Bones have amazing mechanical characteristics making them a main contributor for structurally stabilizing our body and protecting inner organs. Unfortunately, bones may fail due to an overload or due to a degraded bone structure. Bone degradation varies between individuals and is typically a consequence of diseases such as osteoporosis. To reduce the number of osteoporotic fractures and to develop new pharmaceutical treatments accurate patient specific bone fracture risk predictions are required. In current clinical practice, fracture risk predictions are based on cost effective bone density measurements. In addition to that, recent developments of high resolution peripheral quantitative computed tomography (HRpQCT) devices allow 3D micro-structural imaging of bones. These images allow performing fracture risk predictions based on finite element (FE) simulations. However, straight forward linear FE models show only moderate improvements over densitometric measurements. Improvements are promised by the implementation of sophisticated non-linear FE simulations which are able to simulate detailed failure mechanisms. However, developments of non-linear FE model are bound by the limited knowledge of micro-structural failure mechanisms and the required large computational resources. For this reason, the present thesis was divided into three aims: (i) develop and perform systematic classification and analysis of experimental failure in human bone specimens, (ii) develop combined experimental and computational multiscale failure assessment to improve failure predictions and (iii) investigate local elastic properties of human trabecular bone by an inverse finite element algorithm. All three aims were based on experimental data gained through image guided failure assessment (IGFA) of human bone specimens.

*EXERCISE BRIEF:* Write out the passage on bone failure and fracture risk prediction in full, word for word.

*DATA FOR REVIEW:*

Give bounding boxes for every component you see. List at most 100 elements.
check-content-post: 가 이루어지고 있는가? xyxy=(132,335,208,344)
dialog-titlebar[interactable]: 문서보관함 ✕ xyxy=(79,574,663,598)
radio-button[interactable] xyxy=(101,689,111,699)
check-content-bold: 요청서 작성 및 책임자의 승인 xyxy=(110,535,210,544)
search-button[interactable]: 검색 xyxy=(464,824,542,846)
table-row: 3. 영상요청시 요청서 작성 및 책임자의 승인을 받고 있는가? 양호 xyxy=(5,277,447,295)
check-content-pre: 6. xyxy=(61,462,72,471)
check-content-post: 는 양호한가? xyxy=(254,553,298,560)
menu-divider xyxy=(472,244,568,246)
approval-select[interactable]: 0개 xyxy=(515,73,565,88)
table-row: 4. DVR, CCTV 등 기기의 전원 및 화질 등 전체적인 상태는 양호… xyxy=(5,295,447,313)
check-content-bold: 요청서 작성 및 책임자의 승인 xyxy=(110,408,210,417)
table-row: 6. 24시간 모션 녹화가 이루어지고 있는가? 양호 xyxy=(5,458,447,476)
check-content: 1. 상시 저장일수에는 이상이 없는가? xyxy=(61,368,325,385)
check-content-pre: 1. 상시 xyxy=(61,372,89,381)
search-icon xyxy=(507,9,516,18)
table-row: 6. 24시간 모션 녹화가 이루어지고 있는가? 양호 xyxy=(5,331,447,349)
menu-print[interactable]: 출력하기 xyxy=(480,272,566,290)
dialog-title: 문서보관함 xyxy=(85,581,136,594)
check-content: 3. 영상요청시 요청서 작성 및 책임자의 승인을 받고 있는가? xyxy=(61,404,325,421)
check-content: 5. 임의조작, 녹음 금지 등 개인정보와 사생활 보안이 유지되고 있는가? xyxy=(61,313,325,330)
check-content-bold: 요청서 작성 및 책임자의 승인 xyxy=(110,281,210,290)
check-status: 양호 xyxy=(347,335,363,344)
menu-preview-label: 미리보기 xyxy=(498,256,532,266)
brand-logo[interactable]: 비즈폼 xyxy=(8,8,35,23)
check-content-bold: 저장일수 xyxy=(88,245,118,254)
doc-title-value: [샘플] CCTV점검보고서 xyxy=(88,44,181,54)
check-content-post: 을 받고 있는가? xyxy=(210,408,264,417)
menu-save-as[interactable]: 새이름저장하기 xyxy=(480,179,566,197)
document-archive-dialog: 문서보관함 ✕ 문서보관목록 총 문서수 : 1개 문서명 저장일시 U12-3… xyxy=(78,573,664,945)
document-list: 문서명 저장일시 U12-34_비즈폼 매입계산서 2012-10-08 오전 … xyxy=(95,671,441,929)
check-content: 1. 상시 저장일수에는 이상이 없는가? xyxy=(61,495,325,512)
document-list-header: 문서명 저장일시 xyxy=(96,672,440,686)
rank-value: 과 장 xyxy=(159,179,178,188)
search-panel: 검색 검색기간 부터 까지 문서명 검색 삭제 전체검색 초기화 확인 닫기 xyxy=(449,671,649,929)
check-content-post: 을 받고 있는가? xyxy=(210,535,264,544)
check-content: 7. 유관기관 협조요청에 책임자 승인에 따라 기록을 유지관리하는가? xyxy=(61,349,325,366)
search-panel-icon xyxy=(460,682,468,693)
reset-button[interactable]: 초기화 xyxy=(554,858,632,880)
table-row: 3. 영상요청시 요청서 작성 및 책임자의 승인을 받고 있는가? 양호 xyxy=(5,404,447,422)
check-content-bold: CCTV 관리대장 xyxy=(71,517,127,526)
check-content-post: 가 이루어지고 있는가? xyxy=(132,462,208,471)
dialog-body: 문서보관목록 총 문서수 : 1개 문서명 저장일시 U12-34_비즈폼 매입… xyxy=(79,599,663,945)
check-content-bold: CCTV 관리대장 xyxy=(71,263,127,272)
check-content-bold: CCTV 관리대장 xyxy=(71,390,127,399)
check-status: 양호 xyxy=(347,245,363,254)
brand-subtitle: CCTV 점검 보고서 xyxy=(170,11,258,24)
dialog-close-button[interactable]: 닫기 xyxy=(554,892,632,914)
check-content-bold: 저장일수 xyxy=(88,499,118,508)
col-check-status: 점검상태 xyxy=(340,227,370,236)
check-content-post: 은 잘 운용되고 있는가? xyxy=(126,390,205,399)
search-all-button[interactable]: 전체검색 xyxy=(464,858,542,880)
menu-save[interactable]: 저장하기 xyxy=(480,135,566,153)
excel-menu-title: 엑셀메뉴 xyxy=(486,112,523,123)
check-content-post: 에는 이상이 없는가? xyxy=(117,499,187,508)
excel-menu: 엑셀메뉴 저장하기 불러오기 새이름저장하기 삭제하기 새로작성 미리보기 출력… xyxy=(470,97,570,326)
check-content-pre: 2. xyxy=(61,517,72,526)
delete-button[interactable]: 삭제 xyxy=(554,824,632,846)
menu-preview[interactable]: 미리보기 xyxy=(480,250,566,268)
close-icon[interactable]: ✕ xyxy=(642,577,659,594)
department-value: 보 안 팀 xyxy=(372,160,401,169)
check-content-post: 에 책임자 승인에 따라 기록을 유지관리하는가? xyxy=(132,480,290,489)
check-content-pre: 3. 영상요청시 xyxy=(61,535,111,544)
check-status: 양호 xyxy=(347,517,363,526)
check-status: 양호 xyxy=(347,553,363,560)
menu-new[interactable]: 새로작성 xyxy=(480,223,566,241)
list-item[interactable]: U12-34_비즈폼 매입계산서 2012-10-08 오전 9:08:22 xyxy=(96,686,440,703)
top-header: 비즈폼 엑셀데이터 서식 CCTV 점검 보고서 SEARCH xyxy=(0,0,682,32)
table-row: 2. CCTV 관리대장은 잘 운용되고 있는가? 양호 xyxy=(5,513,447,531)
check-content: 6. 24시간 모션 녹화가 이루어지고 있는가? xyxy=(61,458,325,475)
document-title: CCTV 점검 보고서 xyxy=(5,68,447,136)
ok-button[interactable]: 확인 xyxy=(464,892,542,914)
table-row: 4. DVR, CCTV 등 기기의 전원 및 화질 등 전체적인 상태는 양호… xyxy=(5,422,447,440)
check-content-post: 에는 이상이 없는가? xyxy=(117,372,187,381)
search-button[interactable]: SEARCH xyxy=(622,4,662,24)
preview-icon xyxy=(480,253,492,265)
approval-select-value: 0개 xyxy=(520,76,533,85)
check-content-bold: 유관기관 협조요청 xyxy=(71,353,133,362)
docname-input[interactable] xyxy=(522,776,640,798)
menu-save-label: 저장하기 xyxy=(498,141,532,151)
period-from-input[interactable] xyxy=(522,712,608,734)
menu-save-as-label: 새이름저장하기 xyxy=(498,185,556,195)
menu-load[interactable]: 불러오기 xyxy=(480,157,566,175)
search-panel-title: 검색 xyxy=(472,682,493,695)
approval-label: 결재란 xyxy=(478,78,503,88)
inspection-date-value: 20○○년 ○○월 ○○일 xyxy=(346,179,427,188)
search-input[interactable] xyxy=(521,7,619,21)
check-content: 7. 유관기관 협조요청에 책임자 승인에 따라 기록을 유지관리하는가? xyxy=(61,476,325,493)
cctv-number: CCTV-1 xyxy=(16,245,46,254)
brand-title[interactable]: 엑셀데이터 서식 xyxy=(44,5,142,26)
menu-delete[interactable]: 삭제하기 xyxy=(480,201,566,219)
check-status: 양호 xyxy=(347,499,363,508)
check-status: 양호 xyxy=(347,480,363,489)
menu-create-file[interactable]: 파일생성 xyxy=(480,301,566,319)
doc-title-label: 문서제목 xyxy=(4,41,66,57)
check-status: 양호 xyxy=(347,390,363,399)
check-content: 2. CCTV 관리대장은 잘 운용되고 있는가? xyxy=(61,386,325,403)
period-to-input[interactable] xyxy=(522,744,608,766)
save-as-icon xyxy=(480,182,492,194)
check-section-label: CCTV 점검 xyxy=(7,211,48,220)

*WRITTEN REPLY:*
Bones have amazing mechanical characteristics making them a main contributor for structurally stabilizing our body and protecting inner organs. Unfortunately, bones may fail due to an overload or due to a degraded bone structure. Bone degradation varies between individuals and is typically a consequence of diseases such as osteoporosis. To reduce the number of osteoporotic fractures and to develop new pharmaceutical treatments accurate patient specific bone fracture risk predictions are required. In current clinical practice, fracture risk predictions are based on cost effective bone density measurements. In addition to that, recent developments of high resolution peripheral quantitative computed tomography (HRpQCT) devices allow 3D micro-structural imaging of bones. These images allow performing fracture risk predictions based on finite element (FE) simulations. However, straight forward linear FE models show only moderate improvements over densitometric measurements. Improvements are promised by the implementation of sophisticated non-linear FE simulations which are able to simulate detailed failure mechanisms. However, developments of non-linear FE model are bound by the limited knowledge of micro-structural failure mechanisms and the required large computational resources. For this reason, the present thesis was divided into three aims: (i) develop and perform systematic classification and analysis of experimental failure in human bone specimens, (ii) develop combined experimental and computational multiscale failure assessment to improve failure predictions and (iii) investigate local elastic properties of human trabecular bone by an inverse finite element algorithm. All three aims were based on experimental data gained through image guided failure assessment (IGFA) of human bone specimens.